GIVEN REQUEST: Repeat the entire listing exactly.

[Start DATASET CONTENT]

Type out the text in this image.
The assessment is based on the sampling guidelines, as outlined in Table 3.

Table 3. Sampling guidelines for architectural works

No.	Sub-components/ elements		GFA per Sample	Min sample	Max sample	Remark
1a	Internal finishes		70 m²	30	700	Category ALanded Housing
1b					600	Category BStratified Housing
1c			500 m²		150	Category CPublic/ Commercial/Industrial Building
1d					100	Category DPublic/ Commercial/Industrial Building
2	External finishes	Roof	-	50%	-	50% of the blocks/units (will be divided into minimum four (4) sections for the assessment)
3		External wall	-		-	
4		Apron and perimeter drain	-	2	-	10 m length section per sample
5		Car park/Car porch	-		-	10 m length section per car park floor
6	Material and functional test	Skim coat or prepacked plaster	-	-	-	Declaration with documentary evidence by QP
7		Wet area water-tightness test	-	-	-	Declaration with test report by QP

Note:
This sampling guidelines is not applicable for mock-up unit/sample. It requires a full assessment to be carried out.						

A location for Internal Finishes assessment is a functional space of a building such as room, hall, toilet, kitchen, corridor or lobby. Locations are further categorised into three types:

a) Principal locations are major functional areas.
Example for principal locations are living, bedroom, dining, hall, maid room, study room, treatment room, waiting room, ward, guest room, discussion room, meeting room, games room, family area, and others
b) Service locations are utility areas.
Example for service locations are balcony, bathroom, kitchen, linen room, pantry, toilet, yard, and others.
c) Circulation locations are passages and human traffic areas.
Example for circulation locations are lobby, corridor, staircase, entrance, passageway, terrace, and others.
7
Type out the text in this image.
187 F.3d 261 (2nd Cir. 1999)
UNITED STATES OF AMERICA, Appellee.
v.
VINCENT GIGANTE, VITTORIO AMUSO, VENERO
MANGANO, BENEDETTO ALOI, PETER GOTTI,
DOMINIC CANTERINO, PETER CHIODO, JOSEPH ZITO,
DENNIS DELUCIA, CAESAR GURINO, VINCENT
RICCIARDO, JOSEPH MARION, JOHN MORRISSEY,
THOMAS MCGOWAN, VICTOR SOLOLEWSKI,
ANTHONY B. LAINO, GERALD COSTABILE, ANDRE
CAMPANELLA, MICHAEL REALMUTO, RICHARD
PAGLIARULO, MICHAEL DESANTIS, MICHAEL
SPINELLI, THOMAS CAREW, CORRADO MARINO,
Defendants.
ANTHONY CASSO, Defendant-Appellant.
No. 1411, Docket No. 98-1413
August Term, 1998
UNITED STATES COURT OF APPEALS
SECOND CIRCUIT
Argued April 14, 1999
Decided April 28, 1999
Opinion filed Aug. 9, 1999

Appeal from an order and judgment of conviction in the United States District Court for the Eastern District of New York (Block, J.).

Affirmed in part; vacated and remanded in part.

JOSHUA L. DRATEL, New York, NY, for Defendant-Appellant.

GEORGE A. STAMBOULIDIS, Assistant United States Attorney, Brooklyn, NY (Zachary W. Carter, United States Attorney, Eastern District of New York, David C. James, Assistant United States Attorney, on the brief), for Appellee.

[End DATASET CONTENT]

RESULT FOR THIS EXERCISE:
Type out the text in this image.
The assessment is based on the sampling guidelines, as outlined in Table 3.

Table 3. Sampling guidelines for architectural works

No.	Sub-components/ elements		GFA per Sample	Min sample	Max sample	Remark
1a	Internal finishes		70 m²	30	700	Category ALanded Housing
1b					600	Category BStratified Housing
1c			500 m²		150	Category CPublic/ Commercial/Industrial Building
1d					100	Category DPublic/ Commercial/Industrial Building
2	External finishes	Roof	-	50%	-	50% of the blocks/units (will be divided into minimum four (4) sections for the assessment)
3		External wall	-		-	
4		Apron and perimeter drain	-	2	-	10 m length section per sample
5		Car park/Car porch	-		-	10 m length section per car park floor
6	Material and functional test	Skim coat or prepacked plaster	-	-	-	Declaration with documentary evidence by QP
7		Wet area water-tightness test	-	-	-	Declaration with test report by QP

Note:
This sampling guidelines is not applicable for mock-up unit/sample. It requires a full assessment to be carried out.						

A location for Internal Finishes assessment is a functional space of a building such as room, hall, toilet, kitchen, corridor or lobby. Locations are further categorised into three types:

a) Principal locations are major functional areas.
Example for principal locations are living, bedroom, dining, hall, maid room, study room, treatment room, waiting room, ward, guest room, discussion room, meeting room, games room, family area, and others
b) Service locations are utility areas.
Example for service locations are balcony, bathroom, kitchen, linen room, pantry, toilet, yard, and others.
c) Circulation locations are passages and human traffic areas.
Example for circulation locations are lobby, corridor, staircase, entrance, passageway, terrace, and others.
7
Type out the text in this image.
187 F.3d 261 (2nd Cir. 1999)
UNITED STATES OF AMERICA, Appellee.
v.
VINCENT GIGANTE, VITTORIO AMUSO, VENERO
MANGANO, BENEDETTO ALOI, PETER GOTTI,
DOMINIC CANTERINO, PETER CHIODO, JOSEPH ZITO,
DENNIS DELUCIA, CAESAR GURINO, VINCENT
RICCIARDO, JOSEPH MARION, JOHN MORRISSEY,
THOMAS MCGOWAN, VICTOR SOLOLEWSKI,
ANTHONY B. LAINO, GERALD COSTABILE, ANDRE
CAMPANELLA, MICHAEL REALMUTO, RICHARD
PAGLIARULO, MICHAEL DESANTIS, MICHAEL
SPINELLI, THOMAS CAREW, CORRADO MARINO,
Defendants.
ANTHONY CASSO, Defendant-Appellant.
No. 1411, Docket No. 98-1413
August Term, 1998
UNITED STATES COURT OF APPEALS
SECOND CIRCUIT
Argued April 14, 1999
Decided April 28, 1999
Opinion filed Aug. 9, 1999

Appeal from an order and judgment of conviction in the United States District Court for the Eastern District of New York (Block, J.).

Affirmed in part; vacated and remanded in part.

JOSHUA L. DRATEL, New York, NY, for Defendant-Appellant.

GEORGE A. STAMBOULIDIS, Assistant United States Attorney, Brooklyn, NY (Zachary W. Carter, United States Attorney, Eastern District of New York, David C. James, Assistant United States Attorney, on the brief), for Appellee.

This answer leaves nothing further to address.